**Yapılacak alıştırmalar:**
A: Verilen metne göre Güney Kore'de devlet okullarında neden din dersi yoktur?
B: Verilen metinde "Seul'de yaşayan Koreli bir arkadaşım" diye başlayan paragrafı, ana bilgilerini koruyarak kısa bir madde listesi hâlinde yeniden yazın.

**Verilen metin:**
++++++++++++++++++++

İKİ AYLIK TÜRKÇE GAZETE
DİL VE EĞİTİMİ DESTEKLEMEK İÇİN İNİSİYATİF
(Initiative zur Förderung von Sprache und Bildung e.V.)
ISSN 2194-2668


Die Gaste, SAYI: 35 / Ocak-Şubat 2015

Din ve Geleneklerin Kıskacında





Zehra İPŞİROĞLU





    İnançların ve Dinlerin Bir Aradalığı
    Seul’de yaşayan Koreli bir arkadaşım annesinin Budist, babasının Taoist, amcasının protestan, ailenin diğer bireylerinin Konfüçüyanist, kendisinin ise Katolik olduğunu anlatmıştı. Ailede herkes birbirinin inancına saygılı. Kimse kimseye kendi inancını dayatmaya çalışmıyor. Din ve inanç özel alana girdiği için devlet okullarında din dersi de yok. Ama dini odak merkezi yapan özel okullar, sözgelimi Katolik okulları var. Halkın din özgürlüğü yasal düzenlemelerle de garanti altına alınmış. 1995’te yapılan araştırmada halkın %50,7’sinin kendine özgü dini inanışlarının olduğunu saptamış. Genel anlamda ise halkın %46’sı Budist, %39’u Protestan, %13’ü de Katolik. Bunların dışında kalanlar ise Şamanizm, Konfüçyanizm ve İslam inancını benimsemiş. Arkadaşım farklı inançların yaşandığı bir ortamda nasıl yaşandığını uzun uzadıya anlatırken ister istemez içim sızladı. Halkın eğilimleri ve yaşam biçimlerine göre dini inanışların çeşitlilik göstermesi ve insanın inancını kendi seçimine göre özgürce yaşaması ne kadar güzel! Bizim açımızdan din ve inanma ya da inanmama özgürlüğünün kuşkusuz tek formülü laiklik. Laikliğin olmadığı bir ortamda Sünni İslam geleneğine dayanan dinsel dayatmalar da giderek yoğunlaşacağı gibi Alevilik, Hıristiyanlık, ateistlik gibi farklı inançlara da hak tanınmayacaktır.

++++++++++++++++++++

**Ham veriler:**

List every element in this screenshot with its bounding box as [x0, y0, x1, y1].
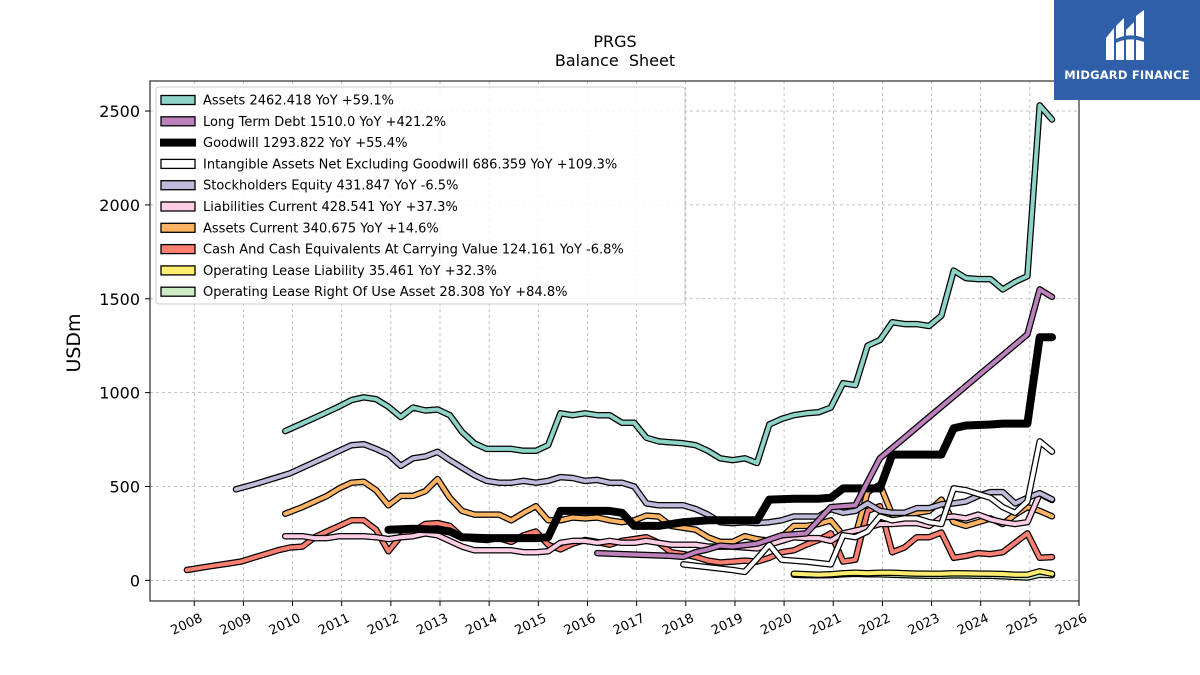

++++++++++++++++++++

**Alıştırma yanıtları:**
A: Din ve inanç özel alana girdiği için devlet okullarında din dersi yoktur.

B:
- Yazarın Seul'de yaşayan Koreli arkadaşının annesi Budist, babası Taoist, amcası Protestan, ailenin diğer bireyleri Konfüçyanist, kendisi ise Katoliktir.
- Ailede herkes birbirinin inancına saygı gösterir ve kimse kendi inancını başkasına dayatmaz.
- Din özel alana girdiği için devlet okullarında din dersi yoktur. Katolik okulları gibi dini odak alan özel okullar ise vardır.
- Halkın din özgürlüğü yasal düzenlemelerle güvence altındadır.
- Genel olarak halkın %46'sı Budist, %39'u Protestan, %13'ü Katoliktir. Geri kalanlar Şamanizm, Konfüçyanizm ve İslam'ı benimsemiştir.
- Yazar, inançların özgürce seçilip yaşanmasını güzel bulur.
- Yazara göre Türkiye için din ve inanma ya da inanmama özgürlüğünün tek formülü laikliktir.
- Laikliğin olmadığı bir ortamda Sünni İslam geleneğine dayanan dayatmalar yoğunlaşır. Alevilik, Hıristiyanlık ve ateistlik gibi farklı inançlara da hak tanınmaz.